**Vorgegebener Text:**
□ □ □ □ □ □ □

Einheitlicher Anknüpfungspunkt
Während jeder Staat innerhalb der Europäischen Union bisher seinen individuellen Anknüpfungspunkt hatte, knüpfen alle Staaten, in denen die Verordnung Anwendung findet, für Erbfälle ab dem
17.08.2015 an den letzten gewöhnlichen Aufenthalt des Erblassers an.
Europäisches Nachlasszeugnis
Die Einführung eines Europäischen Nachlasszeugnisses soll den Nachweis der Erbberechtigung in allen Mitgliedstaaten ermöglichen. Das Problem der Nichtanerkennung ausländischer Erbscheine soll
damit Geschichte sein. Den im Gegensatz zum Europäischen Nachlasszeugnis mit öffentlichem Glauben versehenen deutschen Erbschein wird es weiterhin geben. Beides kann nebeneinander beantragt
werden.
Für wen besteht Handlungsbedarf?
Verbringt der Deutsche seinen Ruhestand im Ausland, z.B. in seinem Ferienhaus in Frankreich, will aber nicht, dass sich die Erbfolge und mögliche Pflichtteilsansprüche nach ausländischem Recht
richten, kann er eine Rechtswahl zu Gunsten des deutschen Rechts treffen. Diese muss jedoch ausdrücklich in einer Verfügung von Todes wegen erfolgen.

□ □ □ □ □ □ □

**Gezeigtes Material:**

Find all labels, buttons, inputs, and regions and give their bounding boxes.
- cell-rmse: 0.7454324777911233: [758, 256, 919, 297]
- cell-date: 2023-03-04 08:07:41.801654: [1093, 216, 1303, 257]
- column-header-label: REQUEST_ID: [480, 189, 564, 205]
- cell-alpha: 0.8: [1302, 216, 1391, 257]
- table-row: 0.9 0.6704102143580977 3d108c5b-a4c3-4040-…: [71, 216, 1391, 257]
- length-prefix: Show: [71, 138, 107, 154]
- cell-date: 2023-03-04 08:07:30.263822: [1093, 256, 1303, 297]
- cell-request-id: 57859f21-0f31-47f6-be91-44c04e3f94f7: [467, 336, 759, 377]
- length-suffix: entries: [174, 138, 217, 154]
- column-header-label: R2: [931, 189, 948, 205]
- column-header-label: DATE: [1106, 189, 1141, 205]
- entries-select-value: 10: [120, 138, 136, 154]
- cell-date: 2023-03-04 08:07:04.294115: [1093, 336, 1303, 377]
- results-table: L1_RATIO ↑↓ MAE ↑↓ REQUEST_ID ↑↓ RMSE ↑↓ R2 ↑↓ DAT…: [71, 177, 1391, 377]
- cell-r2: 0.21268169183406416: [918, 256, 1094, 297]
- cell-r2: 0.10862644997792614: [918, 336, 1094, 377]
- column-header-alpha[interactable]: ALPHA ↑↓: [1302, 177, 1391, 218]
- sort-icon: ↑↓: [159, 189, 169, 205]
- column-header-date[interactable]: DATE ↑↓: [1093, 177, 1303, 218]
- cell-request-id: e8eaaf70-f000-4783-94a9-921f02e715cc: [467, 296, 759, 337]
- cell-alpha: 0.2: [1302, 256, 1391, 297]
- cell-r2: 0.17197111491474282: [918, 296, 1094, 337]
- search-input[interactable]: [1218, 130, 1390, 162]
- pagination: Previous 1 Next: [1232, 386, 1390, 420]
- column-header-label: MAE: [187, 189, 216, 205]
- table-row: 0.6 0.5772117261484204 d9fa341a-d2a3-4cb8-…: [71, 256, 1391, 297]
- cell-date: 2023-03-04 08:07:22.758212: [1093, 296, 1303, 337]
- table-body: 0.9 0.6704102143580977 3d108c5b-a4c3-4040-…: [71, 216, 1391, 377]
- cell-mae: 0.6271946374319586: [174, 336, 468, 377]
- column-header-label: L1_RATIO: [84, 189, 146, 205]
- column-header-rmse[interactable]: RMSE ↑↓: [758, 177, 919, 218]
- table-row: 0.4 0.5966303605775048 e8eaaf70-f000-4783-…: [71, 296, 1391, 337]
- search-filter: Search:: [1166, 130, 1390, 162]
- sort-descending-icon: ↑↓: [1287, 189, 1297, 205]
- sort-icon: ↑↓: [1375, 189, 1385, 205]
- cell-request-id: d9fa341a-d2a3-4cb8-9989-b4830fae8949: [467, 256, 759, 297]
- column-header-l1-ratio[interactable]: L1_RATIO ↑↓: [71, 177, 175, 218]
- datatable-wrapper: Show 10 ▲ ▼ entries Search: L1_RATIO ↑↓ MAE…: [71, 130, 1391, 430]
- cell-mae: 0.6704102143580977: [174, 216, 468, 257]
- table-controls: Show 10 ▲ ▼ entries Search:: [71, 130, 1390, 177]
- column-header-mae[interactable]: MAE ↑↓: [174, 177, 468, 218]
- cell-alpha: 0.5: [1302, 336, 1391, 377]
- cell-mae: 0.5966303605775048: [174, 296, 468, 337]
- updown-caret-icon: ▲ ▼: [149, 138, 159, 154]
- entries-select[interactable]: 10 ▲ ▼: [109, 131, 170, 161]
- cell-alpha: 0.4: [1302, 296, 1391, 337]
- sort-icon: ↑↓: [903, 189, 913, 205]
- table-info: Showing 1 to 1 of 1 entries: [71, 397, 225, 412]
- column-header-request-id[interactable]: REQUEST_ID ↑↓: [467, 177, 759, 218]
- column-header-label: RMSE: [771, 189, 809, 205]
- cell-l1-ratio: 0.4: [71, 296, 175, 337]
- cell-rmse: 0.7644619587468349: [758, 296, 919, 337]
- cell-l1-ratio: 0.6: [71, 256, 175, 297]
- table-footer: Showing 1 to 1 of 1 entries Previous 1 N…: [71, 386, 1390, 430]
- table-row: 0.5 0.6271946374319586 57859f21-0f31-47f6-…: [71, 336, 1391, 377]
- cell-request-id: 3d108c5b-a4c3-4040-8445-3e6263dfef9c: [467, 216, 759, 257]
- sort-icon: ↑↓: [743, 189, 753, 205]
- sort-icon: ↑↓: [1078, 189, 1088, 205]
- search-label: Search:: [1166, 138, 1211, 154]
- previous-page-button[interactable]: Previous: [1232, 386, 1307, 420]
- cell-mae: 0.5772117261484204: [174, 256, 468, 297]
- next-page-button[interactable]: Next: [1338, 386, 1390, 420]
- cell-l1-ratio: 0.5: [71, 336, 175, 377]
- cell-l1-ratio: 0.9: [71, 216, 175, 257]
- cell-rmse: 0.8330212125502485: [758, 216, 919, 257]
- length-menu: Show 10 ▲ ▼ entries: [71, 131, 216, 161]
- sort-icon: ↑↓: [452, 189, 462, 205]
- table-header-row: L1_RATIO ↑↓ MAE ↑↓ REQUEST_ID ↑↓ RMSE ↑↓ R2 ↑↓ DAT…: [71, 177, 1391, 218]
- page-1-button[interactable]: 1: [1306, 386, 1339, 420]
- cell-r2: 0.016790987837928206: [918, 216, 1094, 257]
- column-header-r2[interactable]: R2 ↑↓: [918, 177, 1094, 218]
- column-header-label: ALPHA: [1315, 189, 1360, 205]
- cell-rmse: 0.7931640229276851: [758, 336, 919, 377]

□ □ □ □ □ □ □

**Aufgabe:** Führe den Text zum europäischen Erbrecht im Anschluss an seinen letzten Satz fort.

**Endgültige Antwort:**
Ein besonderer Handlungsbedarf besteht daher für Personen,
- die ihren Wohnsitz nicht in Deutschland haben, weil sich damit auch ihr gewöhnlicher Aufenthalt außerhalb von Deutschland befindet oder
- die beabsichtigen, längere Zeiten außerhalb von Deutschlands zu leben oder
- die zwar weiterhin in Deutschland leben, aber regelmäßig im Ausland arbeiten (hier ist bisher nicht eindeutig geklärt, ob allein auf den familiären und/oder sozialen Daseinsmittelpunkt
abgestellt wird und nicht der berufliche Daseinsmittelpunkt entscheidend ist).
Alle diese genannten Personen sollten sich darüber bewusst sein, dass sich im Erbfall ihr Vermögen nur dann nach Ihrem Heimatrecht vererbt, wenn sie eine Rechtswahl in einer letztwilligen
Verfügung getroffen haben. Haben sie das nicht getan, kann sich die Frage, wer Erbe geworden ist und zu welcher Quote nach einem ausländischen Recht beurteilen.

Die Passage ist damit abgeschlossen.